┏━━

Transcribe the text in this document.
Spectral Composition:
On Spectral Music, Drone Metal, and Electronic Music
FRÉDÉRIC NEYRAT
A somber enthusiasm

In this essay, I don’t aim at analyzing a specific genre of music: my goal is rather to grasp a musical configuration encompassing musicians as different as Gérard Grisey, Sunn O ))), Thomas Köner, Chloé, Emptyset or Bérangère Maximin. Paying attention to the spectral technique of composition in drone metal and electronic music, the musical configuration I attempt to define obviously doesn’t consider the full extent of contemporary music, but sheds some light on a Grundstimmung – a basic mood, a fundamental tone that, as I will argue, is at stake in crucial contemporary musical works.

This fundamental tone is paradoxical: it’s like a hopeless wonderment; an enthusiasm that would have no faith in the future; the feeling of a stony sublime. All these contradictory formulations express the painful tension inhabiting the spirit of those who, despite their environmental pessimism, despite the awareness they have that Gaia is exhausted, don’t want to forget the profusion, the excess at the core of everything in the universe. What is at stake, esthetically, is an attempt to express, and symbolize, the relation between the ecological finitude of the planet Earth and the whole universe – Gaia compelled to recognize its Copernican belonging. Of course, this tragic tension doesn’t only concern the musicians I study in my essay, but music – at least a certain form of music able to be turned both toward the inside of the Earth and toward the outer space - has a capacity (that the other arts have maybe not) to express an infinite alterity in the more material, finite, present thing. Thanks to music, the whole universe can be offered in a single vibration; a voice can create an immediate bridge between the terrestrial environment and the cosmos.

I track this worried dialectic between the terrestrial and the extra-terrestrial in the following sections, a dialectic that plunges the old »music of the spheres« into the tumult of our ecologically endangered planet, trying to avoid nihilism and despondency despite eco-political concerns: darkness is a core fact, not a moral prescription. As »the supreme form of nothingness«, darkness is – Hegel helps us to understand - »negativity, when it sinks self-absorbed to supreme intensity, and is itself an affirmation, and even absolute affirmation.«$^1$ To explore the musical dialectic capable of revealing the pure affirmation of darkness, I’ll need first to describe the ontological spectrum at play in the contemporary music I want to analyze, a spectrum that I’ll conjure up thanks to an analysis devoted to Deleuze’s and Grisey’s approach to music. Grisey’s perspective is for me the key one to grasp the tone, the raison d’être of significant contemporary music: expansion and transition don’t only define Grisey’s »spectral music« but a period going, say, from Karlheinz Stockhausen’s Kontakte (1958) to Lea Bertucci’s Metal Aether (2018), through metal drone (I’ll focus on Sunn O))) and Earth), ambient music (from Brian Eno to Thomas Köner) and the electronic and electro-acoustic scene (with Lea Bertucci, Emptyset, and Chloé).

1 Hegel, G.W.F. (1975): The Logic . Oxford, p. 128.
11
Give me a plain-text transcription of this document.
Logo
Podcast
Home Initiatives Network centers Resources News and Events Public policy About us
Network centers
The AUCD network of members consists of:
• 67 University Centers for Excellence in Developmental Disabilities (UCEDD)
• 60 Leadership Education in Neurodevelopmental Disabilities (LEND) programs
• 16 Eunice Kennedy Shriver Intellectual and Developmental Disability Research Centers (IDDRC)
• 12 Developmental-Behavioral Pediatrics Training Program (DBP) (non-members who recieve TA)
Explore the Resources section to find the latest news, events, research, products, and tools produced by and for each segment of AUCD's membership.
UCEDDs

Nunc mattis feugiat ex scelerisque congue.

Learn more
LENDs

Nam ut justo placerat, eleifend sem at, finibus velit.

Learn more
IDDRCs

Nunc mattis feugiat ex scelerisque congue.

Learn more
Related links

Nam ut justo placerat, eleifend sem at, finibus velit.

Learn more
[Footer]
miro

┗━━

Repeat only the lines from the one holding "Give me a plain-text" through the last line of the data.

* **Response to the task**
Give me a plain-text transcription of this document.
Logo
Podcast
Home Initiatives Network centers Resources News and Events Public policy About us
Network centers
The AUCD network of members consists of:
• 67 University Centers for Excellence in Developmental Disabilities (UCEDD)
• 60 Leadership Education in Neurodevelopmental Disabilities (LEND) programs
• 16 Eunice Kennedy Shriver Intellectual and Developmental Disability Research Centers (IDDRC)
• 12 Developmental-Behavioral Pediatrics Training Program (DBP) (non-members who recieve TA)
Explore the Resources section to find the latest news, events, research, products, and tools produced by and for each segment of AUCD's membership.
UCEDDs

Nunc mattis feugiat ex scelerisque congue.

Learn more
LENDs

Nam ut justo placerat, eleifend sem at, finibus velit.

Learn more
IDDRCs

Nunc mattis feugiat ex scelerisque congue.

Learn more
Related links

Nam ut justo placerat, eleifend sem at, finibus velit.

Learn more
[Footer]
miro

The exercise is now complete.